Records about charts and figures
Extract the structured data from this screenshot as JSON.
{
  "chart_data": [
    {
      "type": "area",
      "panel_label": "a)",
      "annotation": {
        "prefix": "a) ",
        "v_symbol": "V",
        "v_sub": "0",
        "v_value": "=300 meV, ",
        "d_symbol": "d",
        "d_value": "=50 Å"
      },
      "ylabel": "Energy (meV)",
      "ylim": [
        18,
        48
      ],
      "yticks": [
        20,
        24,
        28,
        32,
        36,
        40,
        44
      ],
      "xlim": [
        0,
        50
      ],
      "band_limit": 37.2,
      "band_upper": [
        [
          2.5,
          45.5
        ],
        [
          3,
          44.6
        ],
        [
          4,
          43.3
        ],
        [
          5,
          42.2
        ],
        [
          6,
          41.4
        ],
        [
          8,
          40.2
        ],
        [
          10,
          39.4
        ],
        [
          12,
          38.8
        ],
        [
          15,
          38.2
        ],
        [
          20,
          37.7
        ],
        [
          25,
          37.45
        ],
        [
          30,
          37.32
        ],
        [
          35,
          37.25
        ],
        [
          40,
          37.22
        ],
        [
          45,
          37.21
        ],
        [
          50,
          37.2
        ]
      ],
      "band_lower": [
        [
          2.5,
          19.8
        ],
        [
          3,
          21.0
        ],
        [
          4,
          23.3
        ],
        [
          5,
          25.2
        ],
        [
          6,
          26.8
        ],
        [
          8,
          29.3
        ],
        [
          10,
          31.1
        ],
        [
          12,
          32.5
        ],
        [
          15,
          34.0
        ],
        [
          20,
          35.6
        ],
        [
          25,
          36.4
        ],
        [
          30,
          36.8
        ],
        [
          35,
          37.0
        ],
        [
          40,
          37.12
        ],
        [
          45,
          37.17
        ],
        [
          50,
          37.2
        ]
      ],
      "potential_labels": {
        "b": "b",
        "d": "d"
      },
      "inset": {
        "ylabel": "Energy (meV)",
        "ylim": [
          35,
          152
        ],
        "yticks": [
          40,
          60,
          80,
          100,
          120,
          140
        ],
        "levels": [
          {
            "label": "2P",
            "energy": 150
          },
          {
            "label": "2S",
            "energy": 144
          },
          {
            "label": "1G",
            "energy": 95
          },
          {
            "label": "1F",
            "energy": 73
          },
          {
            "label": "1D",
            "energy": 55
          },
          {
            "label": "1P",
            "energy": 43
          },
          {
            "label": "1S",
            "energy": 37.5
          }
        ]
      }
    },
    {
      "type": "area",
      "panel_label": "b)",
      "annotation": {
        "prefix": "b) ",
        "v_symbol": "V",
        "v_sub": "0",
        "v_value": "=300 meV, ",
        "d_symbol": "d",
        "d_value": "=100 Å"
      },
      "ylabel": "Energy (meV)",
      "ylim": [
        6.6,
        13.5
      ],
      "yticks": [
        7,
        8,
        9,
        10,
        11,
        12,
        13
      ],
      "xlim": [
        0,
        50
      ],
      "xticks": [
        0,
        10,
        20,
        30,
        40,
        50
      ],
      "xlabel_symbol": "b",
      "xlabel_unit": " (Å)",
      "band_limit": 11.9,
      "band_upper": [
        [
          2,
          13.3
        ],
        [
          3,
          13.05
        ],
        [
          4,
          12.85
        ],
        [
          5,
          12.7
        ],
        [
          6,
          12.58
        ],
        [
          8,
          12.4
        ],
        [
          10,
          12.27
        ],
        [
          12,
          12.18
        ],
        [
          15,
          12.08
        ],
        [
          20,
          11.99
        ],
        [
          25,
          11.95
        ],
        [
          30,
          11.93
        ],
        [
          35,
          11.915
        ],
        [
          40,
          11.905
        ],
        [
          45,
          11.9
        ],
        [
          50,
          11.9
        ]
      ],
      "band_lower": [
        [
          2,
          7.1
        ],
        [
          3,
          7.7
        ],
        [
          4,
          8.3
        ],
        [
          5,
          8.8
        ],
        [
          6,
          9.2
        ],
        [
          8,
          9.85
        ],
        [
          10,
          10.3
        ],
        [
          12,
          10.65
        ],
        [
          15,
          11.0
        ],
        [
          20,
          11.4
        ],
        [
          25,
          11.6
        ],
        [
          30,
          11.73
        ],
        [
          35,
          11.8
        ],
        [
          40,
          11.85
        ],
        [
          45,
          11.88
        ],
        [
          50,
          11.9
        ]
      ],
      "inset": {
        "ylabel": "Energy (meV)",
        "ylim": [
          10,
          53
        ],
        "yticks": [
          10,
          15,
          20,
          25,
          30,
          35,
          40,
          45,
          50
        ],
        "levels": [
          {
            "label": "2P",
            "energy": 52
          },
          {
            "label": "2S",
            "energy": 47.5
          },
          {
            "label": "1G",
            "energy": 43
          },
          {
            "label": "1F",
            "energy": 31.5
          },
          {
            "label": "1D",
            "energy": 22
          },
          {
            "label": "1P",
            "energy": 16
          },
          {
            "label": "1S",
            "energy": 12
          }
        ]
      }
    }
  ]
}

> _WHAT IS ASKED_: Transcribe each entry precisely, missing none.

> _TASK RESPONSE_:
Extract the structured data from this screenshot as JSON.
{
  "chart_data": [
    {
      "type": "area",
      "panel_label": "a)",
      "annotation": {
        "prefix": "a) ",
        "v_symbol": "V",
        "v_sub": "0",
        "v_value": "=300 meV, ",
        "d_symbol": "d",
        "d_value": "=50 Å"
      },
      "ylabel": "Energy (meV)",
      "ylim": [
        18,
        48
      ],
      "yticks": [
        20,
        24,
        28,
        32,
        36,
        40,
        44
      ],
      "xlim": [
        0,
        50
      ],
      "band_limit": 37.2,
      "band_upper": [
        [
          2.5,
          45.5
        ],
        [
          3,
          44.6
        ],
        [
          4,
          43.3
        ],
        [
          5,
          42.2
        ],
        [
          6,
          41.4
        ],
        [
          8,
          40.2
        ],
        [
          10,
          39.4
        ],
        [
          12,
          38.8
        ],
        [
          15,
          38.2
        ],
        [
          20,
          37.7
        ],
        [
          25,
          37.45
        ],
        [
          30,
          37.32
        ],
        [
          35,
          37.25
        ],
        [
          40,
          37.22
        ],
        [
          45,
          37.21
        ],
        [
          50,
          37.2
        ]
      ],
      "band_lower": [
        [
          2.5,
          19.8
        ],
        [
          3,
          21.0
        ],
        [
          4,
          23.3
        ],
        [
          5,
          25.2
        ],
        [
          6,
          26.8
        ],
        [
          8,
          29.3
        ],
        [
          10,
          31.1
        ],
        [
          12,
          32.5
        ],
        [
          15,
          34.0
        ],
        [
          20,
          35.6
        ],
        [
          25,
          36.4
        ],
        [
          30,
          36.8
        ],
        [
          35,
          37.0
        ],
        [
          40,
          37.12
        ],
        [
          45,
          37.17
        ],
        [
          50,
          37.2
        ]
      ],
      "potential_labels": {
        "b": "b",
        "d": "d"
      },
      "inset": {
        "ylabel": "Energy (meV)",
        "ylim": [
          35,
          152
        ],
        "yticks": [
          40,
          60,
          80,
          100,
          120,
          140
        ],
        "levels": [
          {
            "label": "2P",
            "energy": 150
          },
          {
            "label": "2S",
            "energy": 144
          },
          {
            "label": "1G",
            "energy": 95
          },
          {
            "label": "1F",
            "energy": 73
          },
          {
            "label": "1D",
            "energy": 55
          },
          {
            "label": "1P",
            "energy": 43
          },
          {
            "label": "1S",
            "energy": 37.5
          }
        ]
      }
    },
    {
      "type": "area",
      "panel_label": "b)",
      "annotation": {
        "prefix": "b) ",
        "v_symbol": "V",
        "v_sub": "0",
        "v_value": "=300 meV, ",
        "d_symbol": "d",
        "d_value": "=100 Å"
      },
      "ylabel": "Energy (meV)",
      "ylim": [
        6.6,
        13.5
      ],
      "yticks": [
        7,
        8,
        9,
        10,
        11,
        12,
        13
      ],
      "xlim": [
        0,
        50
      ],
      "xticks": [
        0,
        10,
        20,
        30,
        40,
        50
      ],
      "xlabel_symbol": "b",
      "xlabel_unit": " (Å)",
      "band_limit": 11.9,
      "band_upper": [
        [
          2,
          13.3
        ],
        [
          3,
          13.05
        ],
        [
          4,
          12.85
        ],
        [
          5,
          12.7
        ],
        [
          6,
          12.58
        ],
        [
          8,
          12.4
        ],
        [
          10,
          12.27
        ],
        [
          12,
          12.18
        ],
        [
          15,
          12.08
        ],
        [
          20,
          11.99
        ],
        [
          25,
          11.95
        ],
        [
          30,
          11.93
        ],
        [
          35,
          11.915
        ],
        [
          40,
          11.905
        ],
        [
          45,
          11.9
        ],
        [
          50,
          11.9
        ]
      ],
      "band_lower": [
        [
          2,
          7.1
        ],
        [
          3,
          7.7
        ],
        [
          4,
          8.3
        ],
        [
          5,
          8.8
        ],
        [
          6,
          9.2
        ],
        [
          8,
          9.85
        ],
        [
          10,
          10.3
        ],
        [
          12,
          10.65
        ],
        [
          15,
          11.0
        ],
        [
          20,
          11.4
        ],
        [
          25,
          11.6
        ],
        [
          30,
          11.73
        ],
        [
          35,
          11.8
        ],
        [
          40,
          11.85
        ],
        [
          45,
          11.88
        ],
        [
          50,
          11.9
        ]
      ],
      "inset": {
        "ylabel": "Energy (meV)",
        "ylim": [
          10,
          53
        ],
        "yticks": [
          10,
          15,
          20,
          25,
          30,
          35,
          40,
          45,
          50
        ],
        "levels": [
          {
            "label": "2P",
            "energy": 52
          },
          {
            "label": "2S",
            "energy": 47.5
          },
          {
            "label": "1G",
            "energy": 43
          },
          {
            "label": "1F",
            "energy": 31.5
          },
          {
            "label": "1D",
            "energy": 22
          },
          {
            "label": "1P",
            "energy": 16
          },
          {
            "label": "1S",
            "energy": 12
          }
        ]
      }
    }
  ]
}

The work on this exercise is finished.